* _Records for processing_:
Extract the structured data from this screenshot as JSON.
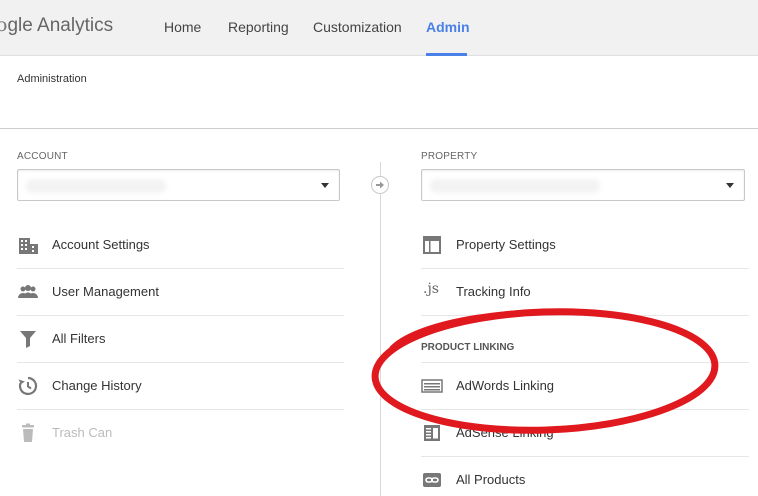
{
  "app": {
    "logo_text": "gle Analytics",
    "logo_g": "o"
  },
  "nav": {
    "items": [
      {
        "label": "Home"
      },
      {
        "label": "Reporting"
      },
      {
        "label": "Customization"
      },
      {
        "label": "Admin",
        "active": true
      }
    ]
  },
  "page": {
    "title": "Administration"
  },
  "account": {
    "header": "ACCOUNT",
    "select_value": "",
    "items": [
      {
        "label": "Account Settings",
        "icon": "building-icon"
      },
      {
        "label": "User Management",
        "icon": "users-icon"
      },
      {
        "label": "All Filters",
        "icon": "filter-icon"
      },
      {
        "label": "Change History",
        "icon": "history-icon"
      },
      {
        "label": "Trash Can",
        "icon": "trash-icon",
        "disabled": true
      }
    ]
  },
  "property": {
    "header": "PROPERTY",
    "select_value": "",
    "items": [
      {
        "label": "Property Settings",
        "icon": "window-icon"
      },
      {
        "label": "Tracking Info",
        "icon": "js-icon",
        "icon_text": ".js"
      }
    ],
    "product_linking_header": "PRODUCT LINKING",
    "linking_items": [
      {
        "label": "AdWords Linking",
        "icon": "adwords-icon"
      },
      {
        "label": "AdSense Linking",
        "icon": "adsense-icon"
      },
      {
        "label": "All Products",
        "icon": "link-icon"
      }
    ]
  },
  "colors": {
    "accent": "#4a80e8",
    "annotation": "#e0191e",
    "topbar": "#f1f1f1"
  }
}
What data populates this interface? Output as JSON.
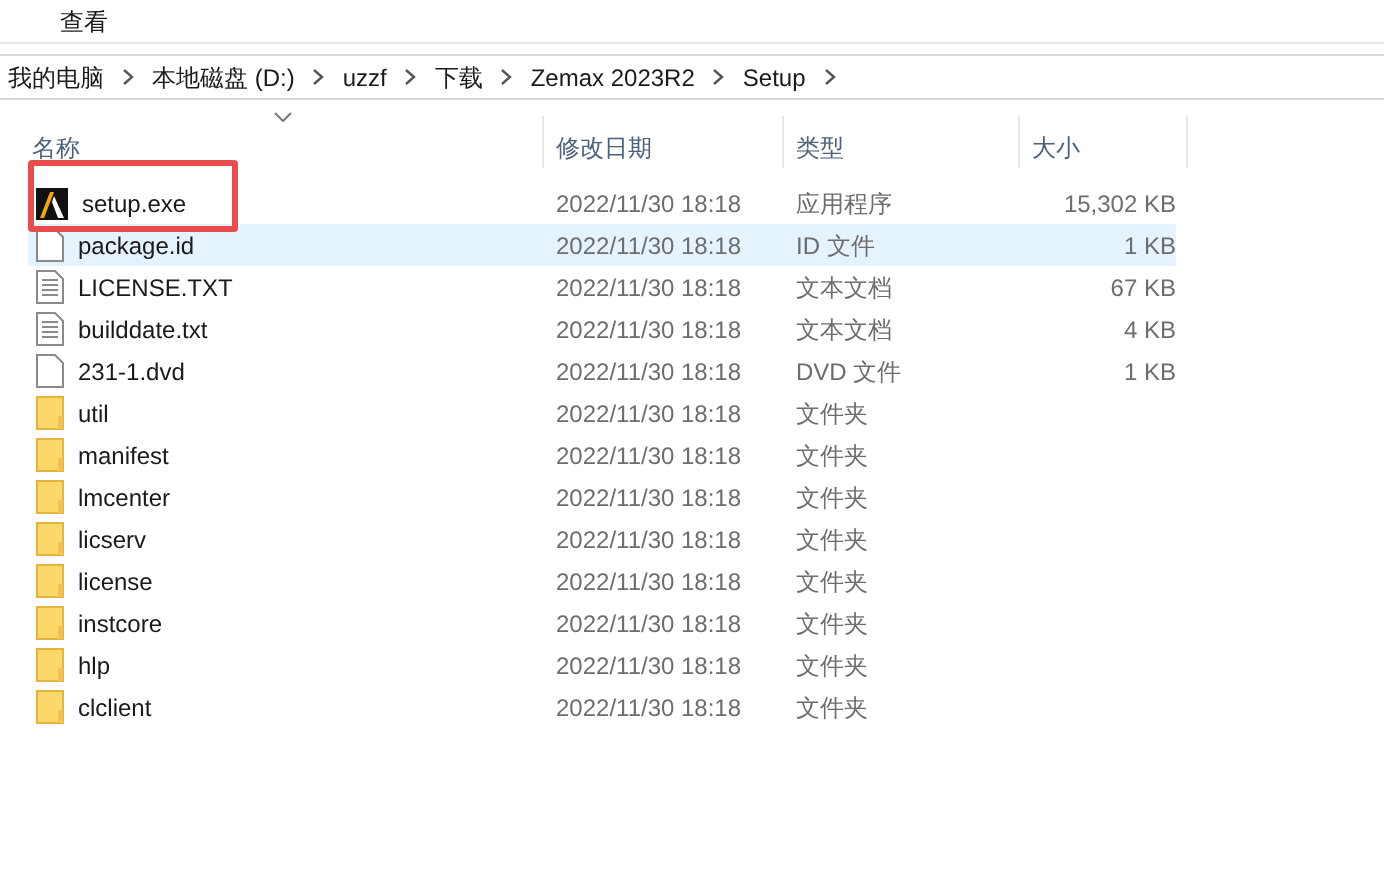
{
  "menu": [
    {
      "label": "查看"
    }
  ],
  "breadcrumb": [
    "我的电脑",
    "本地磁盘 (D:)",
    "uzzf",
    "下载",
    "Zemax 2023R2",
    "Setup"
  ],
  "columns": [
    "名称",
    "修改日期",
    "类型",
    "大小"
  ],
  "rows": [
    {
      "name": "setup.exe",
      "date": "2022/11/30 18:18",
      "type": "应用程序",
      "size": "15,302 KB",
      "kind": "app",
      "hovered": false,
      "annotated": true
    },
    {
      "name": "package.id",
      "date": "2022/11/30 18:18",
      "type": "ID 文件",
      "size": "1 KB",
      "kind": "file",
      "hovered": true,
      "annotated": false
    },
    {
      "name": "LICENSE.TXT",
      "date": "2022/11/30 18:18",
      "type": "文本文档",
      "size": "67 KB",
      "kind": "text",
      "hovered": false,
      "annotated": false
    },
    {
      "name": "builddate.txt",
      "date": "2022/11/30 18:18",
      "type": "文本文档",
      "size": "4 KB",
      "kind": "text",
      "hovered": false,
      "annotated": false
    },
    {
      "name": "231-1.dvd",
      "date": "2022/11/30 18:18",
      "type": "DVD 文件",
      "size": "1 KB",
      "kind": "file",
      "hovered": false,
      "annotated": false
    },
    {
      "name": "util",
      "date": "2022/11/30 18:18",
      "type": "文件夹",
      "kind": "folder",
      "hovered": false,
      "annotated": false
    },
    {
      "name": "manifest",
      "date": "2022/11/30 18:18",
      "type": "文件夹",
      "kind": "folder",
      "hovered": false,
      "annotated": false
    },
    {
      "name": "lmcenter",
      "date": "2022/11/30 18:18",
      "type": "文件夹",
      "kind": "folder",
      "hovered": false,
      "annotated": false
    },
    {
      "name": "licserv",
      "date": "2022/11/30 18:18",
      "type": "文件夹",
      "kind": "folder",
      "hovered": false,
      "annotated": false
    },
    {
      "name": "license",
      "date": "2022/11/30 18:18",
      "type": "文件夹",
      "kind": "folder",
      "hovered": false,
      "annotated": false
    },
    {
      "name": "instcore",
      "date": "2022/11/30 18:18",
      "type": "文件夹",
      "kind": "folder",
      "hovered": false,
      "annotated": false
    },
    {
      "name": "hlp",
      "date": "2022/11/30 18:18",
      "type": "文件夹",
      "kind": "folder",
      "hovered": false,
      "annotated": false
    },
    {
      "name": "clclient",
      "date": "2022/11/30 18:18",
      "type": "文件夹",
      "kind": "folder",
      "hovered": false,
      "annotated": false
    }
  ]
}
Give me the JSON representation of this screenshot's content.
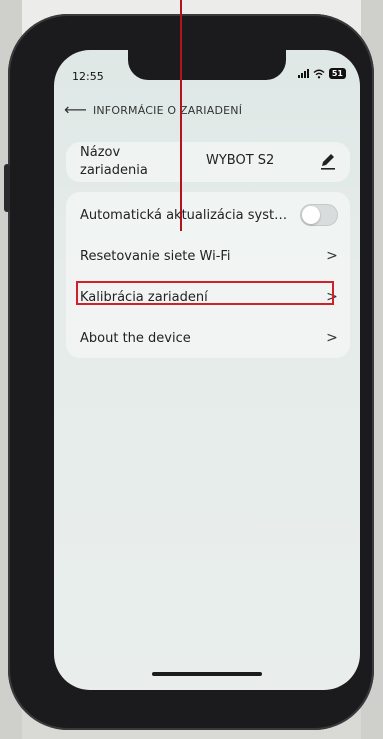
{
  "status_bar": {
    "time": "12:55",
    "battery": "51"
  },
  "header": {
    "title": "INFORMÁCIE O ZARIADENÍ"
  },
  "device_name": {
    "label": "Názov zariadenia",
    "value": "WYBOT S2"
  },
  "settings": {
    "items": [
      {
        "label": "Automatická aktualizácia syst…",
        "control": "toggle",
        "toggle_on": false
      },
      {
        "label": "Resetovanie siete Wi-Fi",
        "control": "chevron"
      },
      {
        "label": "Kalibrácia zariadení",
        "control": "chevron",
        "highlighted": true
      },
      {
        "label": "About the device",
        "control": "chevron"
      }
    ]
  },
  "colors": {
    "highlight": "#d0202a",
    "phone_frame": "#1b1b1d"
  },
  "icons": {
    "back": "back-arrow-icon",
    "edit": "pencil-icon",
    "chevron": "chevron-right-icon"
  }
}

* _What to work on_:
Scan the material line by line and report each one that contains "control".

* _Result of the task_:
        "control": "toggle",
        "control": "chevron"
        "control": "chevron",
        "control": "chevron"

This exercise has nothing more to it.